◆ DESCRIPTION OF THE TASK
Return every row below unchanged, leaving out the pictures.

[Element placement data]
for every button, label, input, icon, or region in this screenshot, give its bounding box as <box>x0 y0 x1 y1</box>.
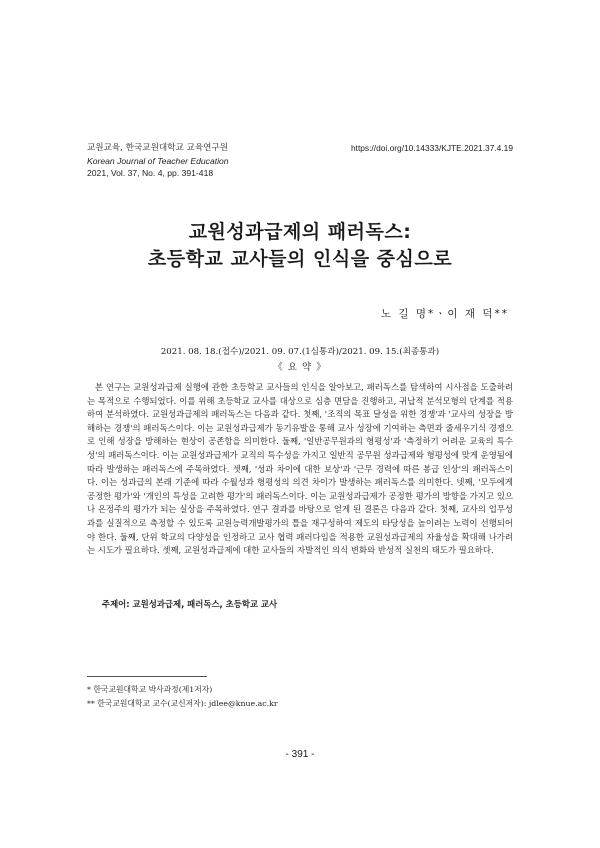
footnote-corresponding-author: ** 한국교원대학교 교수(교신저자): jdlee@knue.ac.kr <box>87 699 278 708</box>
abstract-body <box>87 381 513 558</box>
abstract-text: 본 연구는 교원성과급제 실행에 관한 초등학교 교사들의 인식을 알아보고, 패러독스를 탐색하여 시사점을 도출하려는 목적으로 수행되었다. 이를 위해 초등학교 교사를 대상으로 심층 면담을 진행하고, 귀납적 분석모형의 단계를 적용하여 분석하였다. 교원성과급제의 패러독스는 다음과 같다. 첫째, '조직의 목표 달성을 위한 경쟁'과 '교사의 성장을 방해하는 경쟁'의 패러독스이다. 이는 교원성과급제가 동기유발을 통해 교사 성장에 기여하는 측면과 줄세우기식 경쟁으로 인해 성장을 방해하는 현상이 공존함을 의미한다. 둘째, '일반공무원과의 형평성'과 '측정하기 어려운 교육의 특수성'의 패러독스이다. 이는 교원성과급제가 교직의 특수성을 가지고 일반직 공무원 성과급제와 형평성에 맞게 운영됨에 따라 발생하는 패러독스에 주목하였다. 셋째, '성과 차이에 대한 보상'과 '근무 경력에 따른 봉급 인상'의 패러독스이다. 이는 성과급의 본래 기준에 따라 수월성과 형평성의 의견 차이가 발생하는 패러독스를 의미한다. 넷째, '모두에게 공정한 평가'와 '개인의 특성을 고려한 평가'의 패러독스이다. 이는 교원성과급제가 공정한 평가의 방향을 가지고 있으나 온정주의 평가가 되는 실상을 주목하였다. 연구 결과를 바탕으로 얻게 된 결론은 다음과 같다. 첫째, 교사의 업무성과를 실질적으로 측정할 수 있도록 교원능력개발평가의 틀을 재구성하여 제도의 타당성을 높이려는 노력이 선행되어야 한다. 둘째, 단위 학교의 다양성을 인정하고 교사 협력 패러다임을 적용한 교원성과급제의 자율성을 확대해 나가려는 시도가 필요하다. 셋째, 교원성과급제에 대한 교사들의 자발적인 의식 변화와 반성적 실천의 태도가 필요하다. <box>87 382 513 556</box>
title-line-1: 교원성과급제의 패러독스: <box>188 221 412 243</box>
abstract-heading: 《 요 약 》 <box>273 362 327 373</box>
doi-link[interactable]: https://doi.org/10.14333/KJTE.2021.37.4.19 <box>350 143 513 153</box>
title-line-2: 초등학교 교사들의 인식을 중심으로 <box>147 248 453 270</box>
volume-info: 2021, Vol. 37, No. 4, pp. 391-418 <box>87 168 214 178</box>
authors: 노 길 명*ㆍ이 재 덕** <box>380 308 509 320</box>
keywords-values: 교원성과급제, 패러독스, 초등학교 교사 <box>132 599 278 609</box>
footnote-divider <box>87 676 207 677</box>
journal-header <box>87 142 347 180</box>
institution-line: 교원교육, 한국교원대학교 교육연구원 <box>87 143 229 153</box>
page-number: - 391 - <box>285 749 315 760</box>
journal-name: Korean Journal of Teacher Education <box>87 155 229 166</box>
keywords-label: 주제어: <box>102 599 130 609</box>
footnote-first-author: * 한국교원대학교 박사과정(제1저자) <box>87 685 213 694</box>
keywords <box>102 598 277 610</box>
submission-dates: 2021. 08. 18.(접수)/2021. 09. 07.(1심통과)/2021. 09. 15.(최종통과) <box>160 347 440 357</box>
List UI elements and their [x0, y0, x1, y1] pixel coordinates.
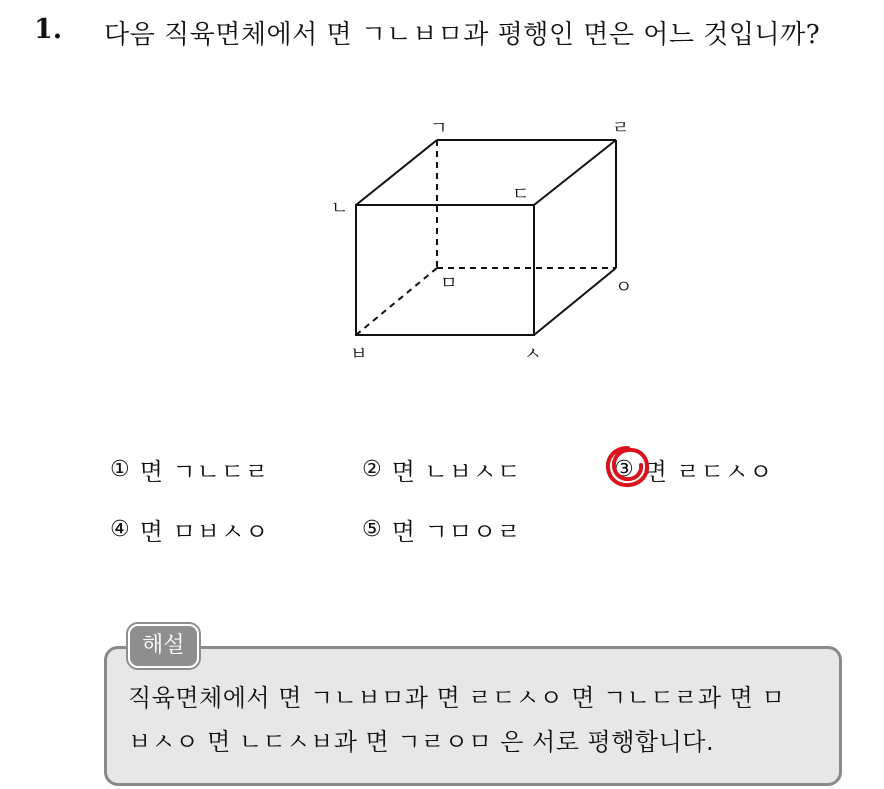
choice-4[interactable]: [110, 512, 269, 547]
choice-2[interactable]: [362, 452, 521, 487]
vertex-label-g: ㄱ: [430, 118, 448, 139]
choice-text: 면 ㅁㅂㅅㅇ: [139, 518, 270, 546]
front-face: [356, 205, 534, 335]
answer-circle-stroke: [608, 448, 647, 485]
edge-s-o: [534, 268, 616, 335]
choice-5[interactable]: [362, 512, 521, 547]
vertex-label-o: ㅇ: [615, 277, 633, 298]
vertex-label-b: ㅂ: [350, 344, 368, 365]
choice-text: 면 ㄴㅂㅅㄷ: [391, 458, 522, 486]
explanation-text: [128, 676, 828, 764]
vertex-label-s: ㅅ: [524, 344, 542, 365]
vertex-label-d: ㄷ: [512, 184, 530, 205]
choice-number: ③: [614, 457, 634, 482]
question-text: 다음 직육면체에서 면 ㄱㄴㅂㅁ과 평행인 면은 어느 것입니까?: [104, 20, 821, 50]
explanation-line-2: ㅂㅅㅇ 면 ㄴㄷㅅㅂ과 면 ㄱㄹㅇㅁ 은 서로 평행합니다.: [128, 728, 715, 756]
vertex-label-r: ㄹ: [612, 118, 630, 139]
choice-number: ④: [110, 517, 130, 542]
choice-number: ②: [362, 457, 382, 482]
edge-b-m: [356, 268, 437, 335]
vertex-label-m: ㅁ: [440, 273, 458, 294]
explanation-line-1: 직육면체에서 면 ㄱㄴㅂㅁ과 면 ㄹㄷㅅㅇ 면 ㄱㄴㄷㄹ과 면 ㅁ: [128, 684, 786, 712]
cuboid-hidden-edges: [356, 140, 616, 335]
question-number: 1.: [34, 14, 63, 45]
choice-text: 면 ㄱㄴㄷㄹ: [139, 458, 270, 486]
choice-1[interactable]: [110, 452, 269, 487]
choice-text: 면 ㄱㅁㅇㄹ: [391, 518, 522, 546]
vertex-label-n: ㄴ: [331, 198, 349, 219]
edge-n-g: [356, 140, 437, 205]
edge-d-r: [534, 140, 616, 205]
answer-circle-mark: [604, 444, 652, 490]
cuboid-edges: [356, 140, 616, 335]
choice-number: ⑤: [362, 517, 382, 542]
choice-text: 면 ㄹㄷㅅㅇ: [643, 458, 774, 486]
choice-number: ①: [110, 457, 130, 482]
explanation-tag: 해설: [128, 624, 199, 668]
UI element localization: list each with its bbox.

◆ WRITTEN RESPONSE
for every button, label, input, icon, or region in this screenshot, give its bounding box as <box>x0 y0 x1 y1</box>.
footnote-corresponding-author: ** 한국교원대학교 교수(교신저자): jdlee@knue.ac.kr <box>87 699 278 708</box>
abstract-body <box>87 381 513 558</box>
abstract-text: 본 연구는 교원성과급제 실행에 관한 초등학교 교사들의 인식을 알아보고, 패러독스를 탐색하여 시사점을 도출하려는 목적으로 수행되었다. 이를 위해 초등학교 교사를 대상으로 심층 면담을 진행하고, 귀납적 분석모형의 단계를 적용하여 분석하였다. 교원성과급제의 패러독스는 다음과 같다. 첫째, '조직의 목표 달성을 위한 경쟁'과 '교사의 성장을 방해하는 경쟁'의 패러독스이다. 이는 교원성과급제가 동기유발을 통해 교사 성장에 기여하는 측면과 줄세우기식 경쟁으로 인해 성장을 방해하는 현상이 공존함을 의미한다. 둘째, '일반공무원과의 형평성'과 '측정하기 어려운 교육의 특수성'의 패러독스이다. 이는 교원성과급제가 교직의 특수성을 가지고 일반직 공무원 성과급제와 형평성에 맞게 운영됨에 따라 발생하는 패러독스에 주목하였다. 셋째, '성과 차이에 대한 보상'과 '근무 경력에 따른 봉급 인상'의 패러독스이다. 이는 성과급의 본래 기준에 따라 수월성과 형평성의 의견 차이가 발생하는 패러독스를 의미한다. 넷째, '모두에게 공정한 평가'와 '개인의 특성을 고려한 평가'의 패러독스이다. 이는 교원성과급제가 공정한 평가의 방향을 가지고 있으나 온정주의 평가가 되는 실상을 주목하였다. 연구 결과를 바탕으로 얻게 된 결론은 다음과 같다. 첫째, 교사의 업무성과를 실질적으로 측정할 수 있도록 교원능력개발평가의 틀을 재구성하여 제도의 타당성을 높이려는 노력이 선행되어야 한다. 둘째, 단위 학교의 다양성을 인정하고 교사 협력 패러다임을 적용한 교원성과급제의 자율성을 확대해 나가려는 시도가 필요하다. 셋째, 교원성과급제에 대한 교사들의 자발적인 의식 변화와 반성적 실천의 태도가 필요하다. <box>87 382 513 556</box>
title-line-1: 교원성과급제의 패러독스: <box>188 221 412 243</box>
abstract-heading: 《 요 약 》 <box>273 362 327 373</box>
doi-link[interactable]: https://doi.org/10.14333/KJTE.2021.37.4.19 <box>350 143 513 153</box>
title-line-2: 초등학교 교사들의 인식을 중심으로 <box>147 248 453 270</box>
volume-info: 2021, Vol. 37, No. 4, pp. 391-418 <box>87 168 214 178</box>
authors: 노 길 명*ㆍ이 재 덕** <box>380 308 509 320</box>
keywords-values: 교원성과급제, 패러독스, 초등학교 교사 <box>132 599 278 609</box>
footnote-divider <box>87 676 207 677</box>
journal-header <box>87 142 347 180</box>
institution-line: 교원교육, 한국교원대학교 교육연구원 <box>87 143 229 153</box>
page-number: - 391 - <box>285 749 315 760</box>
journal-name: Korean Journal of Teacher Education <box>87 155 229 166</box>
keywords-label: 주제어: <box>102 599 130 609</box>
footnote-first-author: * 한국교원대학교 박사과정(제1저자) <box>87 685 213 694</box>
keywords <box>102 598 277 610</box>
submission-dates: 2021. 08. 18.(접수)/2021. 09. 07.(1심통과)/2021. 09. 15.(최종통과) <box>160 347 440 357</box>
List UI elements and their [x0, y0, x1, y1] pixel coordinates.
choice-4[interactable]: [110, 512, 269, 547]
choice-2[interactable]: [362, 452, 521, 487]
vertex-label-g: ㄱ: [430, 118, 448, 139]
choice-text: 면 ㅁㅂㅅㅇ: [139, 518, 270, 546]
front-face: [356, 205, 534, 335]
answer-circle-stroke: [608, 448, 647, 485]
edge-s-o: [534, 268, 616, 335]
choice-5[interactable]: [362, 512, 521, 547]
vertex-label-o: ㅇ: [615, 277, 633, 298]
vertex-label-b: ㅂ: [350, 344, 368, 365]
choice-text: 면 ㄴㅂㅅㄷ: [391, 458, 522, 486]
explanation-text: [128, 676, 828, 764]
vertex-label-s: ㅅ: [524, 344, 542, 365]
vertex-label-d: ㄷ: [512, 184, 530, 205]
choice-number: ③: [614, 457, 634, 482]
question-text: 다음 직육면체에서 면 ㄱㄴㅂㅁ과 평행인 면은 어느 것입니까?: [104, 20, 821, 50]
explanation-line-2: ㅂㅅㅇ 면 ㄴㄷㅅㅂ과 면 ㄱㄹㅇㅁ 은 서로 평행합니다.: [128, 728, 715, 756]
vertex-label-r: ㄹ: [612, 118, 630, 139]
choice-number: ④: [110, 517, 130, 542]
choice-number: ②: [362, 457, 382, 482]
edge-b-m: [356, 268, 437, 335]
vertex-label-m: ㅁ: [440, 273, 458, 294]
explanation-line-1: 직육면체에서 면 ㄱㄴㅂㅁ과 면 ㄹㄷㅅㅇ 면 ㄱㄴㄷㄹ과 면 ㅁ: [128, 684, 786, 712]
cuboid-hidden-edges: [356, 140, 616, 335]
question-number: 1.: [34, 14, 63, 45]
choice-text: 면 ㄱㄴㄷㄹ: [139, 458, 270, 486]
choice-1[interactable]: [110, 452, 269, 487]
choice-text: 면 ㄱㅁㅇㄹ: [391, 518, 522, 546]
vertex-label-n: ㄴ: [331, 198, 349, 219]
edge-n-g: [356, 140, 437, 205]
edge-d-r: [534, 140, 616, 205]
answer-circle-mark: [604, 444, 652, 490]
cuboid-edges: [356, 140, 616, 335]
choice-number: ⑤: [362, 517, 382, 542]
choice-text: 면 ㄹㄷㅅㅇ: [643, 458, 774, 486]
choice-number: ①: [110, 457, 130, 482]
explanation-tag: 해설: [128, 624, 199, 668]
UI element localization: list each with its bbox.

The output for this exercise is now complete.